* [Data shown]
◇ ◇ ◇ ◇ ◇ ◇ ◇
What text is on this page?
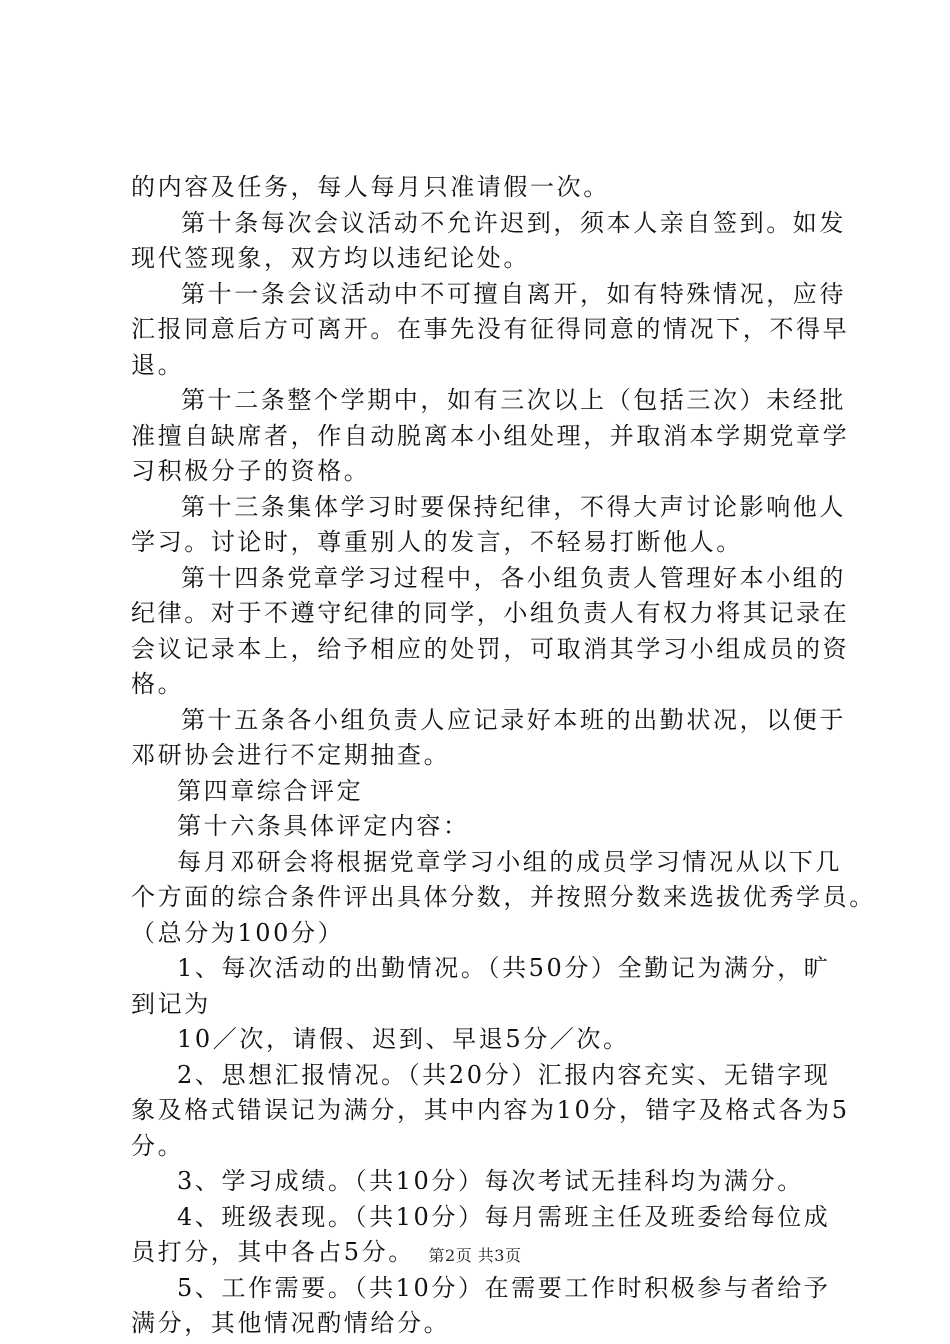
的内容及任务，每人每月只准请假一次。
第十条每次会议活动不允许迟到，须本人亲自签到。如发
现代签现象，双方均以违纪论处。
第十一条会议活动中不可擅自离开，如有特殊情况，应待
汇报同意后方可离开。在事先没有征得同意的情况下，不得早
退。
第十二条整个学期中，如有三次以上（包括三次）未经批
准擅自缺席者，作自动脱离本小组处理，并取消本学期党章学
习积极分子的资格。
第十三条集体学习时要保持纪律，不得大声讨论影响他人
学习。讨论时，尊重别人的发言，不轻易打断他人。
第十四条党章学习过程中，各小组负责人管理好本小组的
纪律。对于不遵守纪律的同学，小组负责人有权力将其记录在
会议记录本上，给予相应的处罚，可取消其学习小组成员的资
格。
第十五条各小组负责人应记录好本班的出勤状况，以便于
邓研协会进行不定期抽查。
第四章综合评定
第十六条具体评定内容：
每月邓研会将根据党章学习小组的成员学习情况从以下几
个方面的综合条件评出具体分数，并按照分数来选拔优秀学员。
（总分为100分）
1、每次活动的出勤情况。（共50分）全勤记为满分，旷
到记为
10／次，请假、迟到、早退5分／次。
2、思想汇报情况。（共20分）汇报内容充实、无错字现
象及格式错误记为满分，其中内容为10分，错字及格式各为5
分。
3、学习成绩。（共10分）每次考试无挂科均为满分。
4、班级表现。（共10分）每月需班主任及班委给每位成
员打分，其中各占5分。
5、工作需要。（共10分）在需要工作时积极参与者给予
满分，其他情况酌情给分。
第2页 共3页
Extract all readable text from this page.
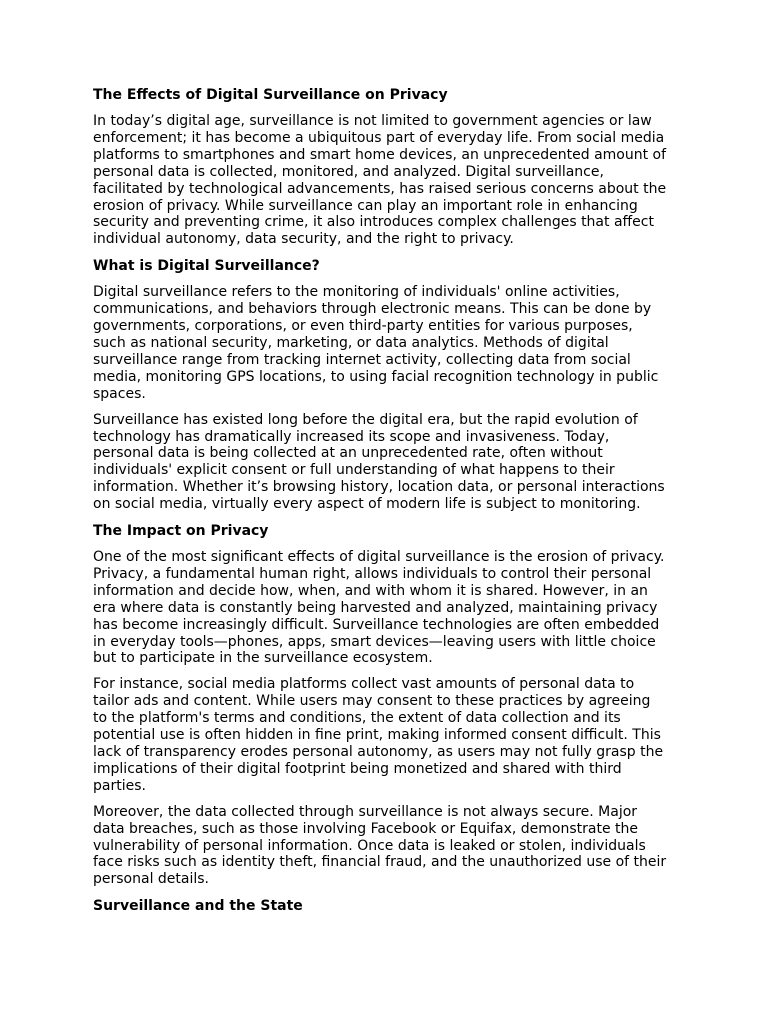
The Effects of Digital Surveillance on Privacy
In today’s digital age, surveillance is not limited to government agencies or law
enforcement; it has become a ubiquitous part of everyday life. From social media
platforms to smartphones and smart home devices, an unprecedented amount of
personal data is collected, monitored, and analyzed. Digital surveillance,
facilitated by technological advancements, has raised serious concerns about the
erosion of privacy. While surveillance can play an important role in enhancing
security and preventing crime, it also introduces complex challenges that affect
individual autonomy, data security, and the right to privacy.
What is Digital Surveillance?
Digital surveillance refers to the monitoring of individuals' online activities,
communications, and behaviors through electronic means. This can be done by
governments, corporations, or even third-party entities for various purposes,
such as national security, marketing, or data analytics. Methods of digital
surveillance range from tracking internet activity, collecting data from social
media, monitoring GPS locations, to using facial recognition technology in public
spaces.
Surveillance has existed long before the digital era, but the rapid evolution of
technology has dramatically increased its scope and invasiveness. Today,
personal data is being collected at an unprecedented rate, often without
individuals' explicit consent or full understanding of what happens to their
information. Whether it’s browsing history, location data, or personal interactions
on social media, virtually every aspect of modern life is subject to monitoring.
The Impact on Privacy
One of the most significant effects of digital surveillance is the erosion of privacy.
Privacy, a fundamental human right, allows individuals to control their personal
information and decide how, when, and with whom it is shared. However, in an
era where data is constantly being harvested and analyzed, maintaining privacy
has become increasingly difficult. Surveillance technologies are often embedded
in everyday tools—phones, apps, smart devices—leaving users with little choice
but to participate in the surveillance ecosystem.
For instance, social media platforms collect vast amounts of personal data to
tailor ads and content. While users may consent to these practices by agreeing
to the platform's terms and conditions, the extent of data collection and its
potential use is often hidden in fine print, making informed consent difficult. This
lack of transparency erodes personal autonomy, as users may not fully grasp the
implications of their digital footprint being monetized and shared with third
parties.
Moreover, the data collected through surveillance is not always secure. Major
data breaches, such as those involving Facebook or Equifax, demonstrate the
vulnerability of personal information. Once data is leaked or stolen, individuals
face risks such as identity theft, financial fraud, and the unauthorized use of their
personal details.
Surveillance and the State
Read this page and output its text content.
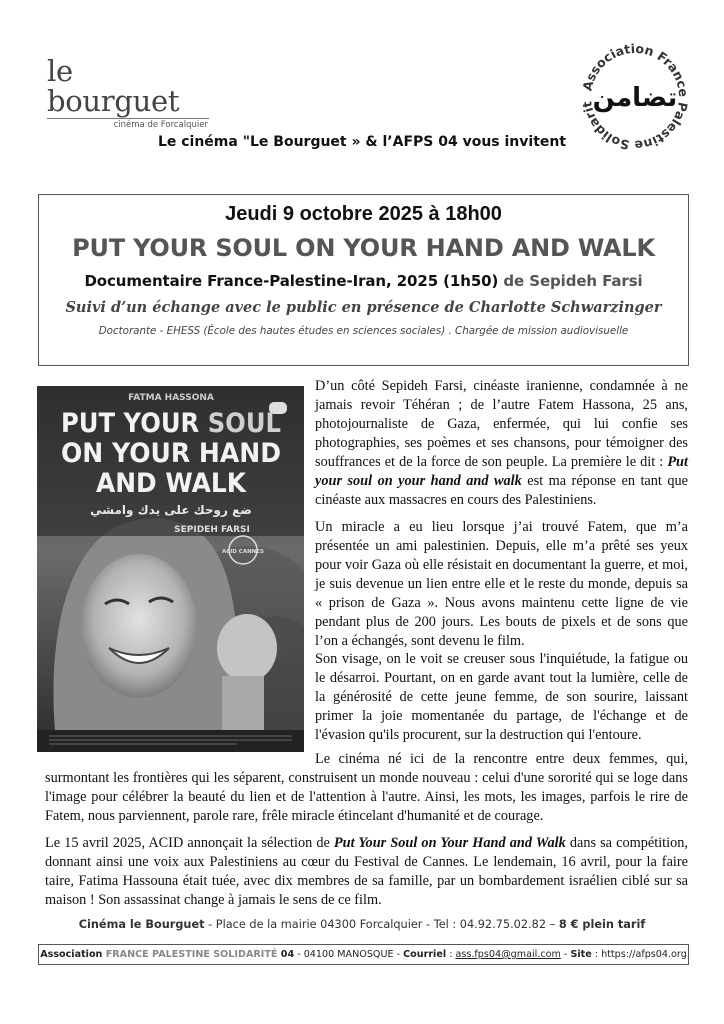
le bourguet
cinéma de Forcalquier
Association France Palestine Solidarit
تضامن
Le cinéma "Le Bourguet » & l’AFPS 04 vous invitent
Jeudi 9 octobre 2025 à 18h00
PUT YOUR SOUL ON YOUR HAND AND WALK
Documentaire France-Palestine-Iran, 2025 (1h50) de Sepideh Farsi
Suivi d’un échange avec le public en présence de Charlotte Schwarzinger
Doctorante - EHESS (École des hautes études en sciences sociales) . Chargée de mission audiovisuelle
FATMA HASSONA
PUT YOUR SOUL
ON YOUR HAND
AND WALK
ضع روحك على يدك وامشي
SEPIDEH FARSI
ACID CANNES
D’un côté Sepideh Farsi, cinéaste iranienne, condamnée à ne jamais revoir Téhéran ; de l’autre Fatem Hassona, 25 ans, photojournaliste de Gaza, enfermée, qui lui confie ses photographies, ses poèmes et ses chansons, pour témoigner des souffrances et de la force de son peuple. La première le dit : Put your soul on your hand and walk est ma réponse en tant que cinéaste aux massacres en cours des Palestiniens.
Un miracle a eu lieu lorsque j’ai trouvé Fatem, que m’a présentée un ami palestinien. Depuis, elle m’a prêté ses yeux pour voir Gaza où elle résistait en documentant la guerre, et moi, je suis devenue un lien entre elle et le reste du monde, depuis sa « prison de Gaza ». Nous avons maintenu cette ligne de vie pendant plus de 200 jours. Les bouts de pixels et de sons que l’on a échangés, sont devenu le film.
Son visage, on le voit se creuser sous l'inquiétude, la fatigue ou le désarroi. Pourtant, on en garde avant tout la lumière, celle de la générosité de cette jeune femme, de son sourire, laissant primer la joie momentanée du partage, de l'échange et de l'évasion qu'ils procurent, sur la destruction qui l'entoure.
Le cinéma né ici de la rencontre entre deux femmes, qui, surmontant les frontières qui les séparent, construisent un monde nouveau : celui d'une sororité qui se loge dans l'image pour célébrer la beauté du lien et de l'attention à l'autre. Ainsi, les mots, les images, parfois le rire de Fatem, nous parviennent, parole rare, frêle miracle étincelant d'humanité et de courage.
Le 15 avril 2025, ACID annonçait la sélection de Put Your Soul on Your Hand and Walk dans sa compétition, donnant ainsi une voix aux Palestiniens au cœur du Festival de Cannes. Le lendemain, 16 avril, pour la faire taire, Fatima Hassouna était tuée, avec dix membres de sa famille, par un bombardement israélien ciblé sur sa maison ! Son assassinat change à jamais le sens de ce film.
Cinéma le Bourguet - Place de la mairie 04300 Forcalquier - Tel : 04.92.75.02.82 – 8 € plein tarif
Association FRANCE PALESTINE SOLIDARITÉ 04 - 04100 MANOSQUE - Courriel : ass.fps04@gmail.com - Site : https://afps04.org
◇ ◇ ◇ ◇ ◇ ◇ ◇
Replicate the material above verbatim; images stay out of the copy.

* [Correct output]
What text is on this page?
的内容及任务，每人每月只准请假一次。
第十条每次会议活动不允许迟到，须本人亲自签到。如发
现代签现象，双方均以违纪论处。
第十一条会议活动中不可擅自离开，如有特殊情况，应待
汇报同意后方可离开。在事先没有征得同意的情况下，不得早
退。
第十二条整个学期中，如有三次以上（包括三次）未经批
准擅自缺席者，作自动脱离本小组处理，并取消本学期党章学
习积极分子的资格。
第十三条集体学习时要保持纪律，不得大声讨论影响他人
学习。讨论时，尊重别人的发言，不轻易打断他人。
第十四条党章学习过程中，各小组负责人管理好本小组的
纪律。对于不遵守纪律的同学，小组负责人有权力将其记录在
会议记录本上，给予相应的处罚，可取消其学习小组成员的资
格。
第十五条各小组负责人应记录好本班的出勤状况，以便于
邓研协会进行不定期抽查。
第四章综合评定
第十六条具体评定内容：
每月邓研会将根据党章学习小组的成员学习情况从以下几
个方面的综合条件评出具体分数，并按照分数来选拔优秀学员。
（总分为100分）
1、每次活动的出勤情况。（共50分）全勤记为满分，旷
到记为
10／次，请假、迟到、早退5分／次。
2、思想汇报情况。（共20分）汇报内容充实、无错字现
象及格式错误记为满分，其中内容为10分，错字及格式各为5
分。
3、学习成绩。（共10分）每次考试无挂科均为满分。
4、班级表现。（共10分）每月需班主任及班委给每位成
员打分，其中各占5分。
5、工作需要。（共10分）在需要工作时积极参与者给予
满分，其他情况酌情给分。
第2页 共3页
Extract all readable text from this page.
The Effects of Digital Surveillance on Privacy
In today’s digital age, surveillance is not limited to government agencies or law
enforcement; it has become a ubiquitous part of everyday life. From social media
platforms to smartphones and smart home devices, an unprecedented amount of
personal data is collected, monitored, and analyzed. Digital surveillance,
facilitated by technological advancements, has raised serious concerns about the
erosion of privacy. While surveillance can play an important role in enhancing
security and preventing crime, it also introduces complex challenges that affect
individual autonomy, data security, and the right to privacy.
What is Digital Surveillance?
Digital surveillance refers to the monitoring of individuals' online activities,
communications, and behaviors through electronic means. This can be done by
governments, corporations, or even third-party entities for various purposes,
such as national security, marketing, or data analytics. Methods of digital
surveillance range from tracking internet activity, collecting data from social
media, monitoring GPS locations, to using facial recognition technology in public
spaces.
Surveillance has existed long before the digital era, but the rapid evolution of
technology has dramatically increased its scope and invasiveness. Today,
personal data is being collected at an unprecedented rate, often without
individuals' explicit consent or full understanding of what happens to their
information. Whether it’s browsing history, location data, or personal interactions
on social media, virtually every aspect of modern life is subject to monitoring.
The Impact on Privacy
One of the most significant effects of digital surveillance is the erosion of privacy.
Privacy, a fundamental human right, allows individuals to control their personal
information and decide how, when, and with whom it is shared. However, in an
era where data is constantly being harvested and analyzed, maintaining privacy
has become increasingly difficult. Surveillance technologies are often embedded
in everyday tools—phones, apps, smart devices—leaving users with little choice
but to participate in the surveillance ecosystem.
For instance, social media platforms collect vast amounts of personal data to
tailor ads and content. While users may consent to these practices by agreeing
to the platform's terms and conditions, the extent of data collection and its
potential use is often hidden in fine print, making informed consent difficult. This
lack of transparency erodes personal autonomy, as users may not fully grasp the
implications of their digital footprint being monetized and shared with third
parties.
Moreover, the data collected through surveillance is not always secure. Major
data breaches, such as those involving Facebook or Equifax, demonstrate the
vulnerability of personal information. Once data is leaked or stolen, individuals
face risks such as identity theft, financial fraud, and the unauthorized use of their
personal details.
Surveillance and the State
Read this page and output its text content.
le bourguet
cinéma de Forcalquier
Association France Palestine Solidarit
تضامن
Le cinéma "Le Bourguet » & l’AFPS 04 vous invitent
Jeudi 9 octobre 2025 à 18h00
PUT YOUR SOUL ON YOUR HAND AND WALK
Documentaire France-Palestine-Iran, 2025 (1h50) de Sepideh Farsi
Suivi d’un échange avec le public en présence de Charlotte Schwarzinger
Doctorante - EHESS (École des hautes études en sciences sociales) . Chargée de mission audiovisuelle
FATMA HASSONA
PUT YOUR SOUL
ON YOUR HAND
AND WALK
ضع روحك على يدك وامشي
SEPIDEH FARSI
ACID CANNES
D’un côté Sepideh Farsi, cinéaste iranienne, condamnée à ne jamais revoir Téhéran ; de l’autre Fatem Hassona, 25 ans, photojournaliste de Gaza, enfermée, qui lui confie ses photographies, ses poèmes et ses chansons, pour témoigner des souffrances et de la force de son peuple. La première le dit : Put your soul on your hand and walk est ma réponse en tant que cinéaste aux massacres en cours des Palestiniens.
Un miracle a eu lieu lorsque j’ai trouvé Fatem, que m’a présentée un ami palestinien. Depuis, elle m’a prêté ses yeux pour voir Gaza où elle résistait en documentant la guerre, et moi, je suis devenue un lien entre elle et le reste du monde, depuis sa « prison de Gaza ». Nous avons maintenu cette ligne de vie pendant plus de 200 jours. Les bouts de pixels et de sons que l’on a échangés, sont devenu le film.
Son visage, on le voit se creuser sous l'inquiétude, la fatigue ou le désarroi. Pourtant, on en garde avant tout la lumière, celle de la générosité de cette jeune femme, de son sourire, laissant primer la joie momentanée du partage, de l'échange et de l'évasion qu'ils procurent, sur la destruction qui l'entoure.
Le cinéma né ici de la rencontre entre deux femmes, qui, surmontant les frontières qui les séparent, construisent un monde nouveau : celui d'une sororité qui se loge dans l'image pour célébrer la beauté du lien et de l'attention à l'autre. Ainsi, les mots, les images, parfois le rire de Fatem, nous parviennent, parole rare, frêle miracle étincelant d'humanité et de courage.
Le 15 avril 2025, ACID annonçait la sélection de Put Your Soul on Your Hand and Walk dans sa compétition, donnant ainsi une voix aux Palestiniens au cœur du Festival de Cannes. Le lendemain, 16 avril, pour la faire taire, Fatima Hassouna était tuée, avec dix membres de sa famille, par un bombardement israélien ciblé sur sa maison ! Son assassinat change à jamais le sens de ce film.
Cinéma le Bourguet - Place de la mairie 04300 Forcalquier - Tel : 04.92.75.02.82 – 8 € plein tarif
Association FRANCE PALESTINE SOLIDARITÉ 04 - 04100 MANOSQUE - Courriel : ass.fps04@gmail.com - Site : https://afps04.org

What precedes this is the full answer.